Output every entry exactly as given.
+++
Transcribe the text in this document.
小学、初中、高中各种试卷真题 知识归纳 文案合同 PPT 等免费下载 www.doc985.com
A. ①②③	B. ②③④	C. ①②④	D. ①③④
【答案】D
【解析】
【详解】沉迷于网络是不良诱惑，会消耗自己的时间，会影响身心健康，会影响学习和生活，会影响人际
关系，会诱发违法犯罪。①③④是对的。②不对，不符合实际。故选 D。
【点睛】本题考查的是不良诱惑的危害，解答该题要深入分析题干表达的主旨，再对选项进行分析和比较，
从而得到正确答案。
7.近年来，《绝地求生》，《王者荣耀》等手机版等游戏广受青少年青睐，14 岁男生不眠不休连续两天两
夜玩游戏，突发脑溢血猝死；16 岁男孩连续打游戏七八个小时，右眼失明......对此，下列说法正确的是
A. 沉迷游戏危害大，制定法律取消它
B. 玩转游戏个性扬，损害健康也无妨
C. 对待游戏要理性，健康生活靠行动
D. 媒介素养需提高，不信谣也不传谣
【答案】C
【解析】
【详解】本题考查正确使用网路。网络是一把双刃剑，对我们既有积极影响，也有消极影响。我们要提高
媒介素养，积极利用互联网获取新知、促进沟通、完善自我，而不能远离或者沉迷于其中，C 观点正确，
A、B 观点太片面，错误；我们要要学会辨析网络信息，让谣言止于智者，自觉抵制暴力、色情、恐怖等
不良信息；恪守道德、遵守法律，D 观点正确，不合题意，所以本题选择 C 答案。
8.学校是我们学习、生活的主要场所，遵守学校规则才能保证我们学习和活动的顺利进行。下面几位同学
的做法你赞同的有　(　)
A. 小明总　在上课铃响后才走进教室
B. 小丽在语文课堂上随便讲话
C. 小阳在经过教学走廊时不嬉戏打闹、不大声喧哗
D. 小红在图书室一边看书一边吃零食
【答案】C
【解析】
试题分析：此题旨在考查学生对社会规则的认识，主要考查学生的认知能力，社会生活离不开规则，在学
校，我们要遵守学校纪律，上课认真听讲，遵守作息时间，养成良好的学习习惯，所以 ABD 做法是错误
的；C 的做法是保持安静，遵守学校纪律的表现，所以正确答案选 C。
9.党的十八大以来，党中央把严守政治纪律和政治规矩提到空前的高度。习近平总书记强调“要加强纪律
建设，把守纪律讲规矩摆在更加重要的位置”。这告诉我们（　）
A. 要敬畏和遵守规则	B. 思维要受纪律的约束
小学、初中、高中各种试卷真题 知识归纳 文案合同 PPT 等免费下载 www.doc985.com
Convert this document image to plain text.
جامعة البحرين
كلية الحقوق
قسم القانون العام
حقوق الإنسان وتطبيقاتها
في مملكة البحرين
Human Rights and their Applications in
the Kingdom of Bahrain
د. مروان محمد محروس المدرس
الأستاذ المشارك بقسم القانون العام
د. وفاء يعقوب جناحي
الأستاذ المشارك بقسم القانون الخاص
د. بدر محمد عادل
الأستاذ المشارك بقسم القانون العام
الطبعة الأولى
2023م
+++
**Response to this task:**
Transcribe the text in this document.
小学、初中、高中各种试卷真题 知识归纳 文案合同 PPT 等免费下载 www.doc985.com
A. ①②③	B. ②③④	C. ①②④	D. ①③④
【答案】D
【解析】
【详解】沉迷于网络是不良诱惑，会消耗自己的时间，会影响身心健康，会影响学习和生活，会影响人际
关系，会诱发违法犯罪。①③④是对的。②不对，不符合实际。故选 D。
【点睛】本题考查的是不良诱惑的危害，解答该题要深入分析题干表达的主旨，再对选项进行分析和比较，
从而得到正确答案。
7.近年来，《绝地求生》，《王者荣耀》等手机版等游戏广受青少年青睐，14 岁男生不眠不休连续两天两
夜玩游戏，突发脑溢血猝死；16 岁男孩连续打游戏七八个小时，右眼失明......对此，下列说法正确的是
A. 沉迷游戏危害大，制定法律取消它
B. 玩转游戏个性扬，损害健康也无妨
C. 对待游戏要理性，健康生活靠行动
D. 媒介素养需提高，不信谣也不传谣
【答案】C
【解析】
【详解】本题考查正确使用网路。网络是一把双刃剑，对我们既有积极影响，也有消极影响。我们要提高
媒介素养，积极利用互联网获取新知、促进沟通、完善自我，而不能远离或者沉迷于其中，C 观点正确，
A、B 观点太片面，错误；我们要要学会辨析网络信息，让谣言止于智者，自觉抵制暴力、色情、恐怖等
不良信息；恪守道德、遵守法律，D 观点正确，不合题意，所以本题选择 C 答案。
8.学校是我们学习、生活的主要场所，遵守学校规则才能保证我们学习和活动的顺利进行。下面几位同学
的做法你赞同的有　(　)
A. 小明总　在上课铃响后才走进教室
B. 小丽在语文课堂上随便讲话
C. 小阳在经过教学走廊时不嬉戏打闹、不大声喧哗
D. 小红在图书室一边看书一边吃零食
【答案】C
【解析】
试题分析：此题旨在考查学生对社会规则的认识，主要考查学生的认知能力，社会生活离不开规则，在学
校，我们要遵守学校纪律，上课认真听讲，遵守作息时间，养成良好的学习习惯，所以 ABD 做法是错误
的；C 的做法是保持安静，遵守学校纪律的表现，所以正确答案选 C。
9.党的十八大以来，党中央把严守政治纪律和政治规矩提到空前的高度。习近平总书记强调“要加强纪律
建设，把守纪律讲规矩摆在更加重要的位置”。这告诉我们（　）
A. 要敬畏和遵守规则	B. 思维要受纪律的约束
小学、初中、高中各种试卷真题 知识归纳 文案合同 PPT 等免费下载 www.doc985.com
Convert this document image to plain text.
جامعة البحرين
كلية الحقوق
قسم القانون العام
حقوق الإنسان وتطبيقاتها
في مملكة البحرين
Human Rights and their Applications in
the Kingdom of Bahrain
د. مروان محمد محروس المدرس
الأستاذ المشارك بقسم القانون العام
د. وفاء يعقوب جناحي
الأستاذ المشارك بقسم القانون الخاص
د. بدر محمد عادل
الأستاذ المشارك بقسم القانون العام
الطبعة الأولى
2023م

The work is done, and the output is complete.